* Description of the task
Pull every line containing the word "Ленское" from the records.

* Data for processing
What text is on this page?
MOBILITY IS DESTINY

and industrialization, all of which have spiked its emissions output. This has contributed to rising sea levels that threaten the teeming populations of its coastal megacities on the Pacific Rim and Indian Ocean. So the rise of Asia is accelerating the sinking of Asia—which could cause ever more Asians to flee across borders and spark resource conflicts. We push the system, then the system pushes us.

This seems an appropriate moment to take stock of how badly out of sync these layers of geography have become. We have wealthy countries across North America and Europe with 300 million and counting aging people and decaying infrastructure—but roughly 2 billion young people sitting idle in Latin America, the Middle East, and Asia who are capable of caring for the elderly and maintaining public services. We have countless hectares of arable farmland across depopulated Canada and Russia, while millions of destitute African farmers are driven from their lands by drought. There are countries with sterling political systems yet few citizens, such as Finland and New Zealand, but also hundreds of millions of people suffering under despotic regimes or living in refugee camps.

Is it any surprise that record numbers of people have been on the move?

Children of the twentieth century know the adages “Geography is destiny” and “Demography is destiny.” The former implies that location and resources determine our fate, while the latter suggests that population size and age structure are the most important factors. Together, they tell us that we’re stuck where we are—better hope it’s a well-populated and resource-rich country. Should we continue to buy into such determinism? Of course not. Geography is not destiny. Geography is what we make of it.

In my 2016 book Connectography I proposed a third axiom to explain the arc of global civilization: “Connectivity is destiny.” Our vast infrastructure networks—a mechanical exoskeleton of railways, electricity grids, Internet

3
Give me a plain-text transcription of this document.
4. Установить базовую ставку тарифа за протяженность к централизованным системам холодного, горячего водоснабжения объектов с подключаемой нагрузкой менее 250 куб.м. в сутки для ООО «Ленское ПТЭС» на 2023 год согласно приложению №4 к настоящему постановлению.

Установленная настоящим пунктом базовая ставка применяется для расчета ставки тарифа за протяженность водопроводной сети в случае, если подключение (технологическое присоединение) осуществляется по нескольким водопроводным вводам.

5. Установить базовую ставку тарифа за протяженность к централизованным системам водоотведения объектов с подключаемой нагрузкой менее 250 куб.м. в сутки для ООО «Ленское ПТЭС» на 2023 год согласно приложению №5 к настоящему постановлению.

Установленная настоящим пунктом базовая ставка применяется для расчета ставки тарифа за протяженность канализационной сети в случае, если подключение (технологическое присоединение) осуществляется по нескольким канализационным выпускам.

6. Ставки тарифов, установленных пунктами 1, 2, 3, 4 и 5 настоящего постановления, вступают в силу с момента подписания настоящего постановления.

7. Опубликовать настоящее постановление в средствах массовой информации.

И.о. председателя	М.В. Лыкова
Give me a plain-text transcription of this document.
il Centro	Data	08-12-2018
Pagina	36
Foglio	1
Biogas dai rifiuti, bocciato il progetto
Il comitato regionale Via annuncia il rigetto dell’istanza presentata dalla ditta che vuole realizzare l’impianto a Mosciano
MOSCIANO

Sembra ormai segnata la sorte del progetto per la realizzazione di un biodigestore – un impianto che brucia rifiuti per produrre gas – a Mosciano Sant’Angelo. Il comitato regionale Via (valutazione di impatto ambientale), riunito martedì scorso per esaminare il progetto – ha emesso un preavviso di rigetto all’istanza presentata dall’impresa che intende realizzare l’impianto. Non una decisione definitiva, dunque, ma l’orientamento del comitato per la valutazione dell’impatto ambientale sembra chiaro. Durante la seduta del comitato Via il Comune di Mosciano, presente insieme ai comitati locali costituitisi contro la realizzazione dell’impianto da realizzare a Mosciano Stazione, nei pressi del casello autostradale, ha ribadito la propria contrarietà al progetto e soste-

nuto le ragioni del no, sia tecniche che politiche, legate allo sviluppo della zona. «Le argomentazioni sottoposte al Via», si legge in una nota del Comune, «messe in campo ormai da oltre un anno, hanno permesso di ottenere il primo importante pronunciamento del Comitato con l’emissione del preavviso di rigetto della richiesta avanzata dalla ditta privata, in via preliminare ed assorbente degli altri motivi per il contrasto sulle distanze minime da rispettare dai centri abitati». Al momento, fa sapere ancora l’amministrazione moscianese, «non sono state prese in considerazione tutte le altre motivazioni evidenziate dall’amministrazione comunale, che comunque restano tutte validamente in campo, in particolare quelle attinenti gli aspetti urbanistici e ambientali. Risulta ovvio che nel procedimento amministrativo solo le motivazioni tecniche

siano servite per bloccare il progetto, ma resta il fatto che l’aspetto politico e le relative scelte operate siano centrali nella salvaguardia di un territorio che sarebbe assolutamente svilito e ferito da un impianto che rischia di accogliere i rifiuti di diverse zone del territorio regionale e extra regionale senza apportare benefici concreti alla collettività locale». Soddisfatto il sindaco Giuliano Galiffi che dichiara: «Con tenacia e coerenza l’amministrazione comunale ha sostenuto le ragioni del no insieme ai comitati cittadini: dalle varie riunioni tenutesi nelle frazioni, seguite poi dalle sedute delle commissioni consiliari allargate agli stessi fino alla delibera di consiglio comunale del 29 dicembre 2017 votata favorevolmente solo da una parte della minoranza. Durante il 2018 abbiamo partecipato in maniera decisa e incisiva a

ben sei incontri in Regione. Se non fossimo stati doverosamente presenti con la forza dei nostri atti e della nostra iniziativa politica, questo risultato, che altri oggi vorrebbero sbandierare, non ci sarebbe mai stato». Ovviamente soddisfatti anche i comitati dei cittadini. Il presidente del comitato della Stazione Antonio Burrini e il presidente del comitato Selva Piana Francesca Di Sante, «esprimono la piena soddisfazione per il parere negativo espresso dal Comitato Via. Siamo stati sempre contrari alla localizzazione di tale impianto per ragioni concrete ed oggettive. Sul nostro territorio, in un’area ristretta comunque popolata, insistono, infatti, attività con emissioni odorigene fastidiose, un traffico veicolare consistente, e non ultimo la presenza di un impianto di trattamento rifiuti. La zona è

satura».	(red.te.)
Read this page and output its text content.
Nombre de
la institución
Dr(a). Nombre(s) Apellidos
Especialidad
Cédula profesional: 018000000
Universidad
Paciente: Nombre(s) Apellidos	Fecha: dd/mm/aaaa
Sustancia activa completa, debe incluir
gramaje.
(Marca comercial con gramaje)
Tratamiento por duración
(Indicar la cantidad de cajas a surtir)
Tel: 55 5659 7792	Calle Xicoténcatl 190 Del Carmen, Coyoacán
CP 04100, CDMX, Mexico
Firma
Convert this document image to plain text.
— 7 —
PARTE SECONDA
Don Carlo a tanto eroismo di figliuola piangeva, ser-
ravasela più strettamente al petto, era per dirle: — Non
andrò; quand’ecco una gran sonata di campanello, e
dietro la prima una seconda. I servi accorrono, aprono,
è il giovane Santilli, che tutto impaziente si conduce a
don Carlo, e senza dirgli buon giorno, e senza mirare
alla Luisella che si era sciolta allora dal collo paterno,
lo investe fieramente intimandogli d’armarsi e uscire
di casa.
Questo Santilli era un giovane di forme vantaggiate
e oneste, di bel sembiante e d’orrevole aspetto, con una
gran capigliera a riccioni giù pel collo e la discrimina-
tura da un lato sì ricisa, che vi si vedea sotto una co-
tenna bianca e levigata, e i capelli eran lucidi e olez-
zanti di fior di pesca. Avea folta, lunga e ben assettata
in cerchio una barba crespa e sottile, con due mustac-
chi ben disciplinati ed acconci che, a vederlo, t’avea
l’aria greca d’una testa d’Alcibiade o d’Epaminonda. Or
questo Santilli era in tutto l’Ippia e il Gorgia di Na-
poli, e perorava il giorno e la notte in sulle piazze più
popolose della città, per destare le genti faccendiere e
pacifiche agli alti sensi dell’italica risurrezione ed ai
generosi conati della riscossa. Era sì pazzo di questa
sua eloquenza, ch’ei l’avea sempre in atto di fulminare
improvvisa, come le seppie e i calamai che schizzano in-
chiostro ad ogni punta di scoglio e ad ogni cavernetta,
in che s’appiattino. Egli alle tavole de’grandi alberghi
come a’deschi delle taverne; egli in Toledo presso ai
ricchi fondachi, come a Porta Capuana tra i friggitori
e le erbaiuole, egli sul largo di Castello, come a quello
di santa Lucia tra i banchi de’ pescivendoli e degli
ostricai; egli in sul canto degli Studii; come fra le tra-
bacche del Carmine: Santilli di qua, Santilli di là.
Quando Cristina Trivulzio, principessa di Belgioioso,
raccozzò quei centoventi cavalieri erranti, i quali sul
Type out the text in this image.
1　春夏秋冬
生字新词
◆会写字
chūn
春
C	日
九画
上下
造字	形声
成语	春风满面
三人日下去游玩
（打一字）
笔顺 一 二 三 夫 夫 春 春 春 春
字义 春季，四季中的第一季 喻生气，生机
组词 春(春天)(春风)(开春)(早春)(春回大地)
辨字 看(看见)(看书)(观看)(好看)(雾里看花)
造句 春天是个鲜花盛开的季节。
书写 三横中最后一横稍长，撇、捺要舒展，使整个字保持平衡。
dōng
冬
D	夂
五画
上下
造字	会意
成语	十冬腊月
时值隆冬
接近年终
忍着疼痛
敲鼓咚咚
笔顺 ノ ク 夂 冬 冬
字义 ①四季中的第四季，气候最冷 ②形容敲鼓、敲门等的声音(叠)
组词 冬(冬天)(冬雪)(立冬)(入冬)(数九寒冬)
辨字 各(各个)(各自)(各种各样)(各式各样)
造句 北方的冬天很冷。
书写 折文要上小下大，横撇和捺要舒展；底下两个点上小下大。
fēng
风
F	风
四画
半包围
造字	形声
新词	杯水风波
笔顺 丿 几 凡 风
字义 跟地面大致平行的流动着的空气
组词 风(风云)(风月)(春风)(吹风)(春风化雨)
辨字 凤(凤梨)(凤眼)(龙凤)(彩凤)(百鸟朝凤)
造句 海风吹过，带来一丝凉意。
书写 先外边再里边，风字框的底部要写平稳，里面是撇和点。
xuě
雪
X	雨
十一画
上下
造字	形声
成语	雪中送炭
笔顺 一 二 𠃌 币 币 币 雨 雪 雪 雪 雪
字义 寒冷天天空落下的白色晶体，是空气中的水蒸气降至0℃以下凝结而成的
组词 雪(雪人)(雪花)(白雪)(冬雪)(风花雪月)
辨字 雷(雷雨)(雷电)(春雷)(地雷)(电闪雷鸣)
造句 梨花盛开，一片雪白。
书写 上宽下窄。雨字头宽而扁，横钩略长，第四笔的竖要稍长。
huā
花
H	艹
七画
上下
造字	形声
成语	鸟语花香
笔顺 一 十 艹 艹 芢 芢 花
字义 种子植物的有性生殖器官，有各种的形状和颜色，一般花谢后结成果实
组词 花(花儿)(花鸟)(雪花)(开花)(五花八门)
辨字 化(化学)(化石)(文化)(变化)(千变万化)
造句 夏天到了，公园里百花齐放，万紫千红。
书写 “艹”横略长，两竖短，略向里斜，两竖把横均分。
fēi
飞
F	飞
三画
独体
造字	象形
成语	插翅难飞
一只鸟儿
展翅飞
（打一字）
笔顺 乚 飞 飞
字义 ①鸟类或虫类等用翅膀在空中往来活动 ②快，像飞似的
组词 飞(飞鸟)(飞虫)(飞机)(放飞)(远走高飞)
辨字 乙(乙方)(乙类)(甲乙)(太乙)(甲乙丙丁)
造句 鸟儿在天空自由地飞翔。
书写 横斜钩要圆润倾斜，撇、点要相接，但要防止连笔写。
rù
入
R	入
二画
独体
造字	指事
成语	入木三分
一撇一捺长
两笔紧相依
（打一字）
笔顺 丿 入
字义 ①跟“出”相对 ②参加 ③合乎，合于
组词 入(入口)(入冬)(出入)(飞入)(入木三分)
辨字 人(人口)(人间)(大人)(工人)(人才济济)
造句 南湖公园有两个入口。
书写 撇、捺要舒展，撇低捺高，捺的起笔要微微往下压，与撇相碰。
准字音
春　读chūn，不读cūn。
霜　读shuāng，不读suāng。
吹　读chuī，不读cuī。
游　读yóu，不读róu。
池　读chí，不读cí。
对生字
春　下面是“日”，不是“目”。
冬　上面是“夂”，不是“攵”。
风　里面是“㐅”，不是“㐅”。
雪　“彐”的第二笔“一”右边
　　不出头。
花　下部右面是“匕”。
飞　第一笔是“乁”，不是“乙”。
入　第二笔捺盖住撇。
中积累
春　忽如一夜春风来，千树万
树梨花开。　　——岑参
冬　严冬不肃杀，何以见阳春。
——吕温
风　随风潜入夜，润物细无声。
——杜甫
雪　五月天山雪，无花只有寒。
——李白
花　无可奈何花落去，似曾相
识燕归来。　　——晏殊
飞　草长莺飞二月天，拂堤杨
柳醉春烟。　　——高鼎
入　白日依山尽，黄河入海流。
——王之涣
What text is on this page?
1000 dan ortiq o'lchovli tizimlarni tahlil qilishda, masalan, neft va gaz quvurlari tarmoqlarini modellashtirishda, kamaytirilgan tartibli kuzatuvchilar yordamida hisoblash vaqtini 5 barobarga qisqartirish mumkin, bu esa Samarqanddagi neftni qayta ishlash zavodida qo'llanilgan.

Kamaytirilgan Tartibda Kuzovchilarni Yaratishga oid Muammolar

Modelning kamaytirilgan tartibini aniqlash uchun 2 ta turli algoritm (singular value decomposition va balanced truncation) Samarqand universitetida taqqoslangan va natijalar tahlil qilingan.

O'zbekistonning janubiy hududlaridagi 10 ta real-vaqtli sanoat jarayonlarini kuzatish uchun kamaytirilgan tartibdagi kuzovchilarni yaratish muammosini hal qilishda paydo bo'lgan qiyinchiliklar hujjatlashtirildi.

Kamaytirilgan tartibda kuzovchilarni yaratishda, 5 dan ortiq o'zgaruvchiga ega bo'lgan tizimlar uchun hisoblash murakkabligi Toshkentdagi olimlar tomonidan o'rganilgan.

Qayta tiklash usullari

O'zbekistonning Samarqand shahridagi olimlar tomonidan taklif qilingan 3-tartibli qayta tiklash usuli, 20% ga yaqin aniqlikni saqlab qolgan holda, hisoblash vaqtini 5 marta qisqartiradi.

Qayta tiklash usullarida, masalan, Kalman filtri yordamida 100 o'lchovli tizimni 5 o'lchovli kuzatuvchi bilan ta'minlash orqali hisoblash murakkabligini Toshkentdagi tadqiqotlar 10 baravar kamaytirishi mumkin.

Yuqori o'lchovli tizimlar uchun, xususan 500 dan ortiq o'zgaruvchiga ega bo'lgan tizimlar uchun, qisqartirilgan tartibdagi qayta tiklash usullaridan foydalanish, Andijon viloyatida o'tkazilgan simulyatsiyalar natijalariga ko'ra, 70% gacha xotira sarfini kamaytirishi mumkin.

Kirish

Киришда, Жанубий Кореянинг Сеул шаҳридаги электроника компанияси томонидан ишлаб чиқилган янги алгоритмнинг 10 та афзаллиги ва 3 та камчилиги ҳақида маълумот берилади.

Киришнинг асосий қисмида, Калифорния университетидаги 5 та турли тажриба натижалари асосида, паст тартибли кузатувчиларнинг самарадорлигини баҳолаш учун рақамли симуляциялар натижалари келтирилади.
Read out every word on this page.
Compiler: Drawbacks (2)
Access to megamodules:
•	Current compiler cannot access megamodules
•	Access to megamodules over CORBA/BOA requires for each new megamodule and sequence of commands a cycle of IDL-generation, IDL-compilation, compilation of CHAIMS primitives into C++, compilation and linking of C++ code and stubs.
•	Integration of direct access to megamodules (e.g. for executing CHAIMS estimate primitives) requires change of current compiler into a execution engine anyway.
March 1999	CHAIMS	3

* Output of the task
4. Установить базовую ставку тарифа за протяженность к централизованным системам холодного, горячего водоснабжения объектов с подключаемой нагрузкой менее 250 куб.м. в сутки для ООО «Ленское ПТЭС» на 2023 год согласно приложению №4 к настоящему постановлению.
5. Установить базовую ставку тарифа за протяженность к централизованным системам водоотведения объектов с подключаемой нагрузкой менее 250 куб.м. в сутки для ООО «Ленское ПТЭС» на 2023 год согласно приложению №5 к настоящему постановлению.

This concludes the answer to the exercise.